> [Goal] Pull out every line with the word "Заколка" from the entries below.

--- start ---

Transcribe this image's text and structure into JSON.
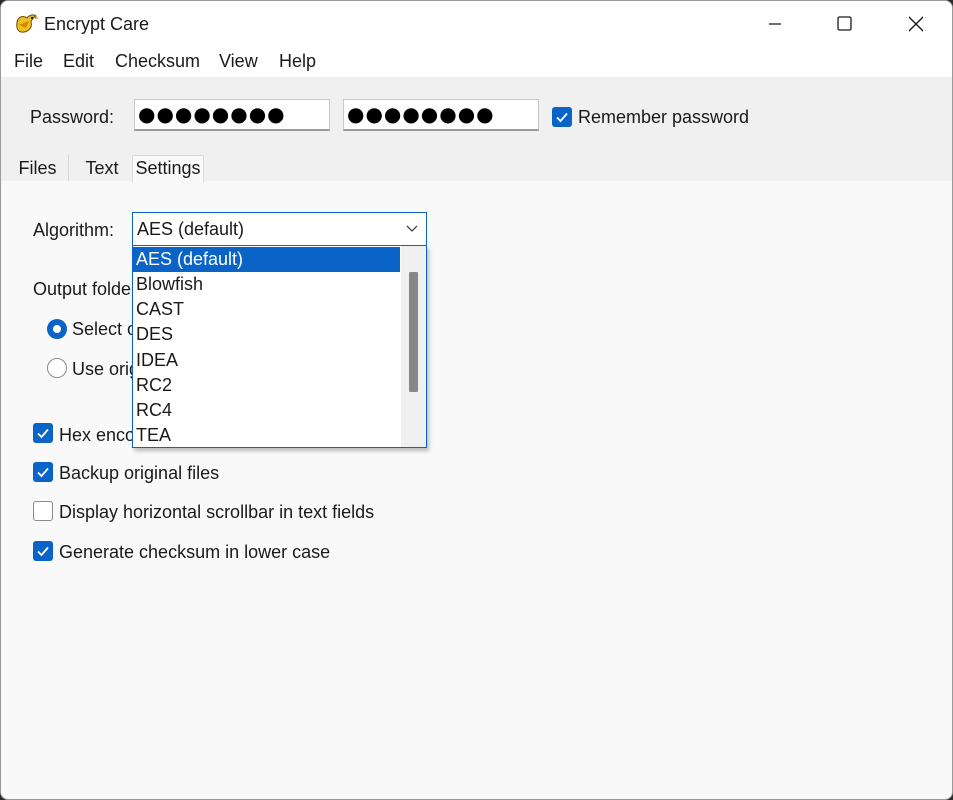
{
  "window": {
    "title": "Encrypt Care"
  },
  "menu": [
    "File",
    "Edit",
    "Checksum",
    "View",
    "Help"
  ],
  "password": {
    "label": "Password:",
    "field1_value": "●●●●●●●●",
    "field2_value": "●●●●●●●●",
    "remember_label": "Remember password",
    "remember_checked": true
  },
  "tabs": [
    "Files",
    "Text",
    "Settings"
  ],
  "active_tab": "Settings",
  "settings": {
    "algorithm_label": "Algorithm:",
    "algorithm_value": "AES (default)",
    "algorithm_options": [
      "AES (default)",
      "Blowfish",
      "CAST",
      "DES",
      "IDEA",
      "RC2",
      "RC4",
      "TEA"
    ],
    "output_folder_label": "Output folde",
    "radio_select_label": "Select o",
    "radio_use_label": "Use orig",
    "hex_label": "Hex enco",
    "hex_checked": true,
    "backup_label": "Backup original files",
    "backup_checked": true,
    "hscroll_label": "Display horizontal scrollbar in text fields",
    "hscroll_checked": false,
    "lowercase_label": "Generate checksum in lower case",
    "lowercase_checked": true
  },
  "colors": {
    "accent": "#0a64c8",
    "panel": "#f0f0f0",
    "content": "#f9f9f9"
  }
}
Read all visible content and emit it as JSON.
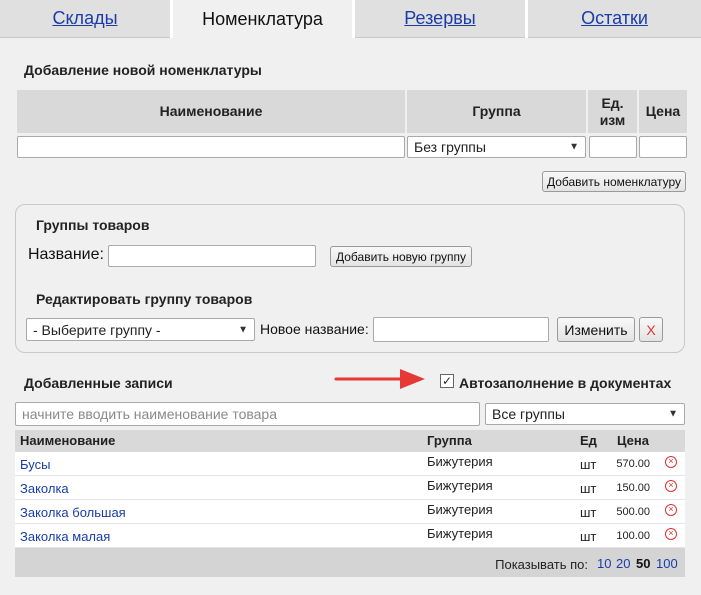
{
  "tabs": [
    {
      "label": "Склады"
    },
    {
      "label": "Номенклатура"
    },
    {
      "label": "Резервы"
    },
    {
      "label": "Остатки"
    }
  ],
  "add_nomenclature": {
    "title": "Добавление новой номенклатуры",
    "col_name": "Наименование",
    "col_group": "Группа",
    "col_unit": "Ед. изм",
    "col_price": "Цена",
    "group_value": "Без группы",
    "add_button": "Добавить номенклатуру"
  },
  "groups_panel": {
    "title": "Группы товаров",
    "name_label": "Название:",
    "add_group_button": "Добавить новую группу",
    "edit_title": "Редактировать группу товаров",
    "select_value": "- Выберите группу -",
    "new_name_label": "Новое название:",
    "change_button": "Изменить",
    "delete_button": "X"
  },
  "records": {
    "title": "Добавленные записи",
    "autofill_label": "Автозаполнение в документах",
    "autofill_checked": true,
    "search_placeholder": "начните вводить наименование товара",
    "group_filter": "Все группы",
    "headers": {
      "name": "Наименование",
      "group": "Группа",
      "unit": "Ед",
      "price": "Цена"
    },
    "rows": [
      {
        "name": "Бусы",
        "group": "Бижутерия",
        "unit": "шт",
        "price": "570.00"
      },
      {
        "name": "Заколка",
        "group": "Бижутерия",
        "unit": "шт",
        "price": "150.00"
      },
      {
        "name": "Заколка большая",
        "group": "Бижутерия",
        "unit": "шт",
        "price": "500.00"
      },
      {
        "name": "Заколка малая",
        "group": "Бижутерия",
        "unit": "шт",
        "price": "100.00"
      }
    ],
    "show_per_page_label": "Показывать по:",
    "page_sizes": [
      "10",
      "20",
      "50",
      "100"
    ],
    "current_page_size": "50"
  },
  "colors": {
    "link": "#1a3ca8",
    "delete": "#dd3333",
    "arrow": "#e53935"
  }
}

--- end ---

> [Response to this exercise]
        "name": "Заколка",
        "name": "Заколка большая",
        "name": "Заколка малая",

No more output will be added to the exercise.